[Dataset items]
□ □ □ □ □

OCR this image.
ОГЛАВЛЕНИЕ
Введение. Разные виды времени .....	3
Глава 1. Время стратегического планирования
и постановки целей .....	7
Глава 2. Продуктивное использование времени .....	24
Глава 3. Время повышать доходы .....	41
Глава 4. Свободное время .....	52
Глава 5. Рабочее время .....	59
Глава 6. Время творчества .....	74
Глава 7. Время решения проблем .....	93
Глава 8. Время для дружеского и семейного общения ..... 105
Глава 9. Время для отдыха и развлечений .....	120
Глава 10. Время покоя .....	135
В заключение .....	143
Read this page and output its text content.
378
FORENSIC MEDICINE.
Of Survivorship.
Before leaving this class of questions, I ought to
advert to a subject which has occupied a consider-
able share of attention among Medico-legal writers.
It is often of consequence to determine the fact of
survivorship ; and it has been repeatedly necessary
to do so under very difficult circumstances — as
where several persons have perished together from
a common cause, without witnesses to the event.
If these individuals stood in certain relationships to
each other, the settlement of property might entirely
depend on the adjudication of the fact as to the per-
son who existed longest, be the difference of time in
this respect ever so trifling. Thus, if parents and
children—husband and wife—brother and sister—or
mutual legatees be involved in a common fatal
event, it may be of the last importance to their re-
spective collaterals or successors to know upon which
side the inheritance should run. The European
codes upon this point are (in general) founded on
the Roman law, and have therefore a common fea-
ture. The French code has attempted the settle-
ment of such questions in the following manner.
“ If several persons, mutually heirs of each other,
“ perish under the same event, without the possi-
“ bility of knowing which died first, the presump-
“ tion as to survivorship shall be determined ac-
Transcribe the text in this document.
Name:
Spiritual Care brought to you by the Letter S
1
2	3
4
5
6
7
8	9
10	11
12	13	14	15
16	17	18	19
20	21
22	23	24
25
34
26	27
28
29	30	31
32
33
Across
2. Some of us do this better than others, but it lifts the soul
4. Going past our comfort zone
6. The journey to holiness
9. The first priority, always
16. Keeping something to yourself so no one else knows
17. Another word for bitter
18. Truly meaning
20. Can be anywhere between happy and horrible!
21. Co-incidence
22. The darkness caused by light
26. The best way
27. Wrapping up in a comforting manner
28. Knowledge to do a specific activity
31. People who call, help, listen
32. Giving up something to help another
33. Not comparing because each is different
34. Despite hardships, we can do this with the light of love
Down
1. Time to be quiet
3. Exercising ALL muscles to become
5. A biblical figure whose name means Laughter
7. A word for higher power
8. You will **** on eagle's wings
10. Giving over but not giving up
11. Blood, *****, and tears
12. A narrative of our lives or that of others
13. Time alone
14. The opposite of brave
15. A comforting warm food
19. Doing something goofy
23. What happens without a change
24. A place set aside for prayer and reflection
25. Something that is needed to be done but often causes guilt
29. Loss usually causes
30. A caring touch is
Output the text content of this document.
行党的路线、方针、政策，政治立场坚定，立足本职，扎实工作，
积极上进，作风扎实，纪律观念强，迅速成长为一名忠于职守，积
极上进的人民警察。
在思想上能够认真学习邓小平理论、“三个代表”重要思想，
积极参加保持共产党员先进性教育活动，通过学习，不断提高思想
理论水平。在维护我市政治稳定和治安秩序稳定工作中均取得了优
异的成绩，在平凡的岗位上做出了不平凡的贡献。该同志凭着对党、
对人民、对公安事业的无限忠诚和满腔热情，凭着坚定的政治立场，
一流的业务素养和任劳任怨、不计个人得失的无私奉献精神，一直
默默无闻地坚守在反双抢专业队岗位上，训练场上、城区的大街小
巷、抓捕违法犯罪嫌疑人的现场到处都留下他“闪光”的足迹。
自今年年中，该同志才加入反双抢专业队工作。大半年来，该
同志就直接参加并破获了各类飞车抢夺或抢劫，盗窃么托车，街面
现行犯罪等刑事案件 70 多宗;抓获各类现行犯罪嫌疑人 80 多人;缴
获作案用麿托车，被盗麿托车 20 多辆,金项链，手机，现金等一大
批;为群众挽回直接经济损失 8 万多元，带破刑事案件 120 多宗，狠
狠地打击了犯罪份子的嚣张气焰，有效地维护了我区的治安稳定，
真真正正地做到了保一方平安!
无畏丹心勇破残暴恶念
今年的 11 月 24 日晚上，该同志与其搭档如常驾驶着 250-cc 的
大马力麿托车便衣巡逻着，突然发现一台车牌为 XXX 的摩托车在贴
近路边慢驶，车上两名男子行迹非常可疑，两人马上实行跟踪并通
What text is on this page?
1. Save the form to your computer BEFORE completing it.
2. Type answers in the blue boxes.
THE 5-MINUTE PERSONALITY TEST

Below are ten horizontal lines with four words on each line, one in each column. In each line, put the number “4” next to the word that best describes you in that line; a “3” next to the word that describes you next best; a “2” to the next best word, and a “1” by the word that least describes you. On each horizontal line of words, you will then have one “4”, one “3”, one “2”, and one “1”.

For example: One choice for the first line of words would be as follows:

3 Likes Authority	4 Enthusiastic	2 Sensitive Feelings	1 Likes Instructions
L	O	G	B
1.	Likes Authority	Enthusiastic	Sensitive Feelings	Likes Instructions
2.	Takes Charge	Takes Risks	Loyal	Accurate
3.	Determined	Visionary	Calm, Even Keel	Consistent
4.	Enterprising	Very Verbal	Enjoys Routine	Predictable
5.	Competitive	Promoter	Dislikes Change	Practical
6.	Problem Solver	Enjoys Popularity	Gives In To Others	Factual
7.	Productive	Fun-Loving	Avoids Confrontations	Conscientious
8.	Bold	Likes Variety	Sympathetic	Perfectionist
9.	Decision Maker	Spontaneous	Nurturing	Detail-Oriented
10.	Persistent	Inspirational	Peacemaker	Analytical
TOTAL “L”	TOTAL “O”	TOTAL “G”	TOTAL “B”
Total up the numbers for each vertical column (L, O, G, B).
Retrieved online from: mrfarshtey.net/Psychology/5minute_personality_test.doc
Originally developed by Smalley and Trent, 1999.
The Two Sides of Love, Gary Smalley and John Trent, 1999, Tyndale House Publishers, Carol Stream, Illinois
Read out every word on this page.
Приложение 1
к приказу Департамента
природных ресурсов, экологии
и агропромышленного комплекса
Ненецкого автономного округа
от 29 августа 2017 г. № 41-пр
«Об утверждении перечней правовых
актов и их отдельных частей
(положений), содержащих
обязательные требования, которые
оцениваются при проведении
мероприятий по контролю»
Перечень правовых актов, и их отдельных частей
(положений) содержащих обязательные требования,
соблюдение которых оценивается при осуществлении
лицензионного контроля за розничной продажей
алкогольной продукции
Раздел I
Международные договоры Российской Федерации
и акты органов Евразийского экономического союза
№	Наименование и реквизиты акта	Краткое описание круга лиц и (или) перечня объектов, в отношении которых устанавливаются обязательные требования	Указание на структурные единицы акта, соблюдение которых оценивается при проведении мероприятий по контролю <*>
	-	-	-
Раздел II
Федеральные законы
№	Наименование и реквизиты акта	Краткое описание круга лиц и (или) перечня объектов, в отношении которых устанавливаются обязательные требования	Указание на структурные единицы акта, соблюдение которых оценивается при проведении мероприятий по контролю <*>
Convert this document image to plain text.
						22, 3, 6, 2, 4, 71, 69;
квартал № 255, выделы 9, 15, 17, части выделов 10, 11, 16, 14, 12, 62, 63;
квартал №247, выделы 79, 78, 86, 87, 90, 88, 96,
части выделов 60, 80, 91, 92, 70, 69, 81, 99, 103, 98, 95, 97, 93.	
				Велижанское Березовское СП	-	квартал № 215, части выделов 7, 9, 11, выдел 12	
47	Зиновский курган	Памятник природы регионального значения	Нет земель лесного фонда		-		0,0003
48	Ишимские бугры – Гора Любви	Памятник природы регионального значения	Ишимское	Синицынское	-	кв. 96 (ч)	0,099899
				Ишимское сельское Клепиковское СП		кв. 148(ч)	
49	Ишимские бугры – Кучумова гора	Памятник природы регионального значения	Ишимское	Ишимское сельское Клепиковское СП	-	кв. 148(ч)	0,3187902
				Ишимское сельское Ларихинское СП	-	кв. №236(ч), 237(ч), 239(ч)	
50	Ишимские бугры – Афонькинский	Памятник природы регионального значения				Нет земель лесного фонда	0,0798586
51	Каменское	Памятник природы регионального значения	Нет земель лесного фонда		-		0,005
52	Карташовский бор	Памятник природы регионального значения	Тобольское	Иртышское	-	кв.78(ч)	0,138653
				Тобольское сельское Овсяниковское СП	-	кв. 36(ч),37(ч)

□ □ □ □ □

● Problem statement
Give back exactly the lines that run from the line with "Convert this document image to plain text." through the close of the material, counting both ends, and nothing more.

● Result of this exercise
Convert this document image to plain text.
						22, 3, 6, 2, 4, 71, 69;
квартал № 255, выделы 9, 15, 17, части выделов 10, 11, 16, 14, 12, 62, 63;
квартал №247, выделы 79, 78, 86, 87, 90, 88, 96,
части выделов 60, 80, 91, 92, 70, 69, 81, 99, 103, 98, 95, 97, 93.	
				Велижанское Березовское СП	-	квартал № 215, части выделов 7, 9, 11, выдел 12	
47	Зиновский курган	Памятник природы регионального значения	Нет земель лесного фонда		-		0,0003
48	Ишимские бугры – Гора Любви	Памятник природы регионального значения	Ишимское	Синицынское	-	кв. 96 (ч)	0,099899
				Ишимское сельское Клепиковское СП		кв. 148(ч)	
49	Ишимские бугры – Кучумова гора	Памятник природы регионального значения	Ишимское	Ишимское сельское Клепиковское СП	-	кв. 148(ч)	0,3187902
				Ишимское сельское Ларихинское СП	-	кв. №236(ч), 237(ч), 239(ч)	
50	Ишимские бугры – Афонькинский	Памятник природы регионального значения				Нет земель лесного фонда	0,0798586
51	Каменское	Памятник природы регионального значения	Нет земель лесного фонда		-		0,005
52	Карташовский бор	Памятник природы регионального значения	Тобольское	Иртышское	-	кв.78(ч)	0,138653
				Тобольское сельское Овсяниковское СП	-	кв. 36(ч),37(ч)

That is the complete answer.